_Given task_: Pick out every line with the word "from" and copy it.

[Start Provided information]

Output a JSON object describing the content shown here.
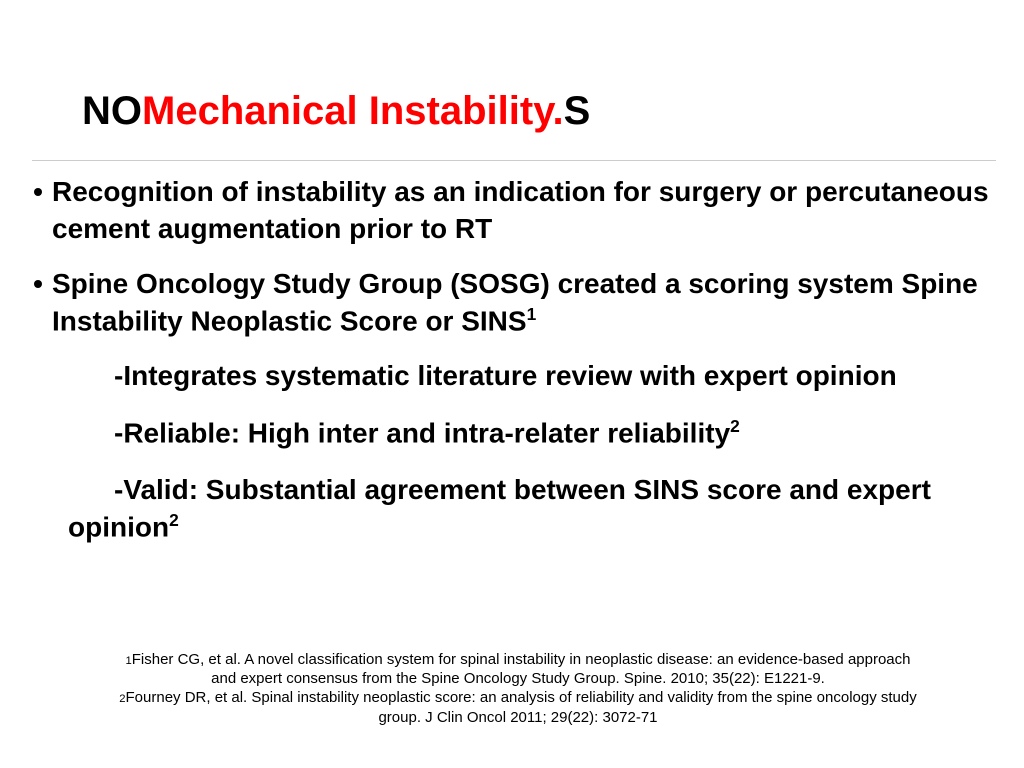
{
  "title": {
    "prefix": "NO",
    "main": "Mechanical Instability.",
    "suffix": "S",
    "prefix_color": "#000000",
    "main_color": "#ff0000",
    "suffix_color": "#000000",
    "font_size_pt": 30,
    "font_weight": "700"
  },
  "divider_color": "#cccccc",
  "bullets": [
    {
      "text": "Recognition of instability as an indication for surgery or percutaneous cement augmentation prior to RT"
    },
    {
      "text_before_sup": "Spine Oncology Study Group (SOSG) created a scoring system  Spine Instability Neoplastic Score or SINS",
      "sup": "1"
    }
  ],
  "subpoints": [
    {
      "text": "Integrates systematic literature review with expert opinion"
    },
    {
      "text_before_sup": "Reliable: High inter and intra-relater reliability",
      "sup": "2"
    },
    {
      "text_before_sup": "Valid: Substantial agreement between SINS score and expert opinion",
      "sup": "2"
    }
  ],
  "references": [
    {
      "num": "1",
      "text": "Fisher CG,  et al. A novel classification system for spinal instability in neoplastic disease: an evidence-based approach and expert consensus from the Spine Oncology Study Group. Spine. 2010; 35(22): E1221-9."
    },
    {
      "num": "2",
      "text": "Fourney DR,  et al. Spinal instability neoplastic score: an analysis of reliability and validity from the spine oncology study group. J Clin Oncol 2011; 29(22): 3072-71"
    }
  ],
  "body_font_size_pt": 21,
  "body_font_weight": "700",
  "ref_font_size_pt": 11,
  "background_color": "#ffffff",
  "text_color": "#000000"
}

[End Provided information]

_Answer to this task_:
      "text": "Fisher CG,  et al. A novel classification system for spinal instability in neoplastic disease: an evidence-based approach and expert consensus from the Spine Oncology Study Group. Spine. 2010; 35(22): E1221-9."
      "text": "Fourney DR,  et al. Spinal instability neoplastic score: an analysis of reliability and validity from the spine oncology study group. J Clin Oncol 2011; 29(22): 3072-71"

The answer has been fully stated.